Stored entries
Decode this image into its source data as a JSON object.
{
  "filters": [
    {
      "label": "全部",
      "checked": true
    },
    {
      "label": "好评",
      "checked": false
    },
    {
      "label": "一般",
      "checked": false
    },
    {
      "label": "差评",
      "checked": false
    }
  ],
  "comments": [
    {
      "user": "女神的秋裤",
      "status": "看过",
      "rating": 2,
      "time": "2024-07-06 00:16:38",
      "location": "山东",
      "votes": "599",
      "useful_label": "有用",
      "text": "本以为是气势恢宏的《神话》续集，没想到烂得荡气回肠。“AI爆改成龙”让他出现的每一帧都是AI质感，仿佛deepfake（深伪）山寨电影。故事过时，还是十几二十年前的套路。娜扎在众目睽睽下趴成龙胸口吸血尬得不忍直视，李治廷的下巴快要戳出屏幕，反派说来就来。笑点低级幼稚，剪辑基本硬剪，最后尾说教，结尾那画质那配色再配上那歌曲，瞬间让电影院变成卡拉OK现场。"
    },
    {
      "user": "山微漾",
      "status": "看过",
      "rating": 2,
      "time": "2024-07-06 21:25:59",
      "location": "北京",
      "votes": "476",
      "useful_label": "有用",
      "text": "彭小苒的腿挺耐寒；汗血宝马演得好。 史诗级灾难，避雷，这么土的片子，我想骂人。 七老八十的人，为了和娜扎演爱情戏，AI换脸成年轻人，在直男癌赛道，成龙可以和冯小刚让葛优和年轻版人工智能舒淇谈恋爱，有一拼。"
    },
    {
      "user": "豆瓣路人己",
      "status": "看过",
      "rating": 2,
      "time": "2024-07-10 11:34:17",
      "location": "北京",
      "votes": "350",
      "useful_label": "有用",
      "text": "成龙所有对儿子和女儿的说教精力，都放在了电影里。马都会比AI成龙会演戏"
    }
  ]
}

→ **Given exercise**: Restate every line of the data word for word.

→ **Solution for this task**:
Decode this image into its source data as a JSON object.
{
  "filters": [
    {
      "label": "全部",
      "checked": true
    },
    {
      "label": "好评",
      "checked": false
    },
    {
      "label": "一般",
      "checked": false
    },
    {
      "label": "差评",
      "checked": false
    }
  ],
  "comments": [
    {
      "user": "女神的秋裤",
      "status": "看过",
      "rating": 2,
      "time": "2024-07-06 00:16:38",
      "location": "山东",
      "votes": "599",
      "useful_label": "有用",
      "text": "本以为是气势恢宏的《神话》续集，没想到烂得荡气回肠。“AI爆改成龙”让他出现的每一帧都是AI质感，仿佛deepfake（深伪）山寨电影。故事过时，还是十几二十年前的套路。娜扎在众目睽睽下趴成龙胸口吸血尬得不忍直视，李治廷的下巴快要戳出屏幕，反派说来就来。笑点低级幼稚，剪辑基本硬剪，最后尾说教，结尾那画质那配色再配上那歌曲，瞬间让电影院变成卡拉OK现场。"
    },
    {
      "user": "山微漾",
      "status": "看过",
      "rating": 2,
      "time": "2024-07-06 21:25:59",
      "location": "北京",
      "votes": "476",
      "useful_label": "有用",
      "text": "彭小苒的腿挺耐寒；汗血宝马演得好。 史诗级灾难，避雷，这么土的片子，我想骂人。 七老八十的人，为了和娜扎演爱情戏，AI换脸成年轻人，在直男癌赛道，成龙可以和冯小刚让葛优和年轻版人工智能舒淇谈恋爱，有一拼。"
    },
    {
      "user": "豆瓣路人己",
      "status": "看过",
      "rating": 2,
      "time": "2024-07-10 11:34:17",
      "location": "北京",
      "votes": "350",
      "useful_label": "有用",
      "text": "成龙所有对儿子和女儿的说教精力，都放在了电影里。马都会比AI成龙会演戏"
    }
  ]
}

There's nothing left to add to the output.